:: DATA RECORDS ::

-----

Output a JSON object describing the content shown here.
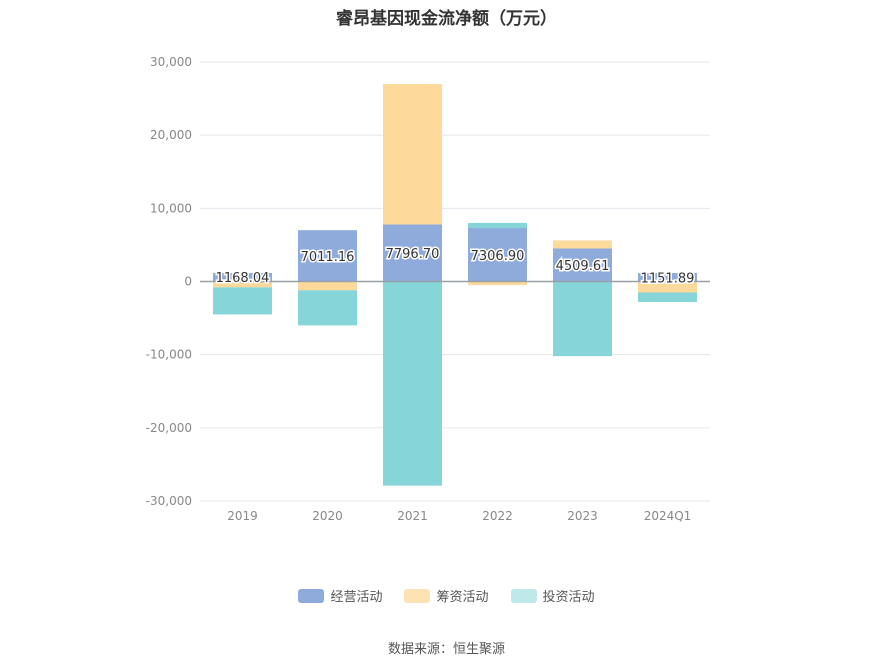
{
  "chart_data": {
    "type": "bar",
    "stacked": true,
    "title": "睿昂基因现金流净额（万元）",
    "source": "数据来源：恒生聚源",
    "categories": [
      "2019",
      "2020",
      "2021",
      "2022",
      "2023",
      "2024Q1"
    ],
    "ylim": [
      -30000,
      30000
    ],
    "yticks": [
      30000,
      20000,
      10000,
      0,
      -10000,
      -20000,
      -30000
    ],
    "ytick_labels": [
      "30,000",
      "20,000",
      "10,000",
      "0",
      "-10,000",
      "-20,000",
      "-30,000"
    ],
    "grid": true,
    "legend_position": "bottom",
    "series": [
      {
        "name": "经营活动",
        "color": "#8eabdb",
        "values": [
          1168.04,
          7011.16,
          7796.7,
          7306.9,
          4509.61,
          1151.89
        ],
        "labels": [
          "1168.04",
          "7011.16",
          "7796.70",
          "7306.90",
          "4509.61",
          "1151.89"
        ]
      },
      {
        "name": "筹资活动",
        "color": "#fdd99b",
        "values": [
          -800,
          -1200,
          19200,
          -500,
          1100,
          -1500
        ]
      },
      {
        "name": "投资活动",
        "color": "#86d5d8",
        "values": [
          -3700,
          -4800,
          -27900,
          700,
          -10200,
          -1300
        ]
      }
    ]
  }
}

-----

:: WRITTEN EXERCISE ::
Return each line exactly as written. Any picture gets left out.

:: EXPECTED ANSWER ::
Output a JSON object describing the content shown here.
{
  "chart_data": {
    "type": "bar",
    "stacked": true,
    "title": "睿昂基因现金流净额（万元）",
    "source": "数据来源：恒生聚源",
    "categories": [
      "2019",
      "2020",
      "2021",
      "2022",
      "2023",
      "2024Q1"
    ],
    "ylim": [
      -30000,
      30000
    ],
    "yticks": [
      30000,
      20000,
      10000,
      0,
      -10000,
      -20000,
      -30000
    ],
    "ytick_labels": [
      "30,000",
      "20,000",
      "10,000",
      "0",
      "-10,000",
      "-20,000",
      "-30,000"
    ],
    "grid": true,
    "legend_position": "bottom",
    "series": [
      {
        "name": "经营活动",
        "color": "#8eabdb",
        "values": [
          1168.04,
          7011.16,
          7796.7,
          7306.9,
          4509.61,
          1151.89
        ],
        "labels": [
          "1168.04",
          "7011.16",
          "7796.70",
          "7306.90",
          "4509.61",
          "1151.89"
        ]
      },
      {
        "name": "筹资活动",
        "color": "#fdd99b",
        "values": [
          -800,
          -1200,
          19200,
          -500,
          1100,
          -1500
        ]
      },
      {
        "name": "投资活动",
        "color": "#86d5d8",
        "values": [
          -3700,
          -4800,
          -27900,
          700,
          -10200,
          -1300
        ]
      }
    ]
  }
}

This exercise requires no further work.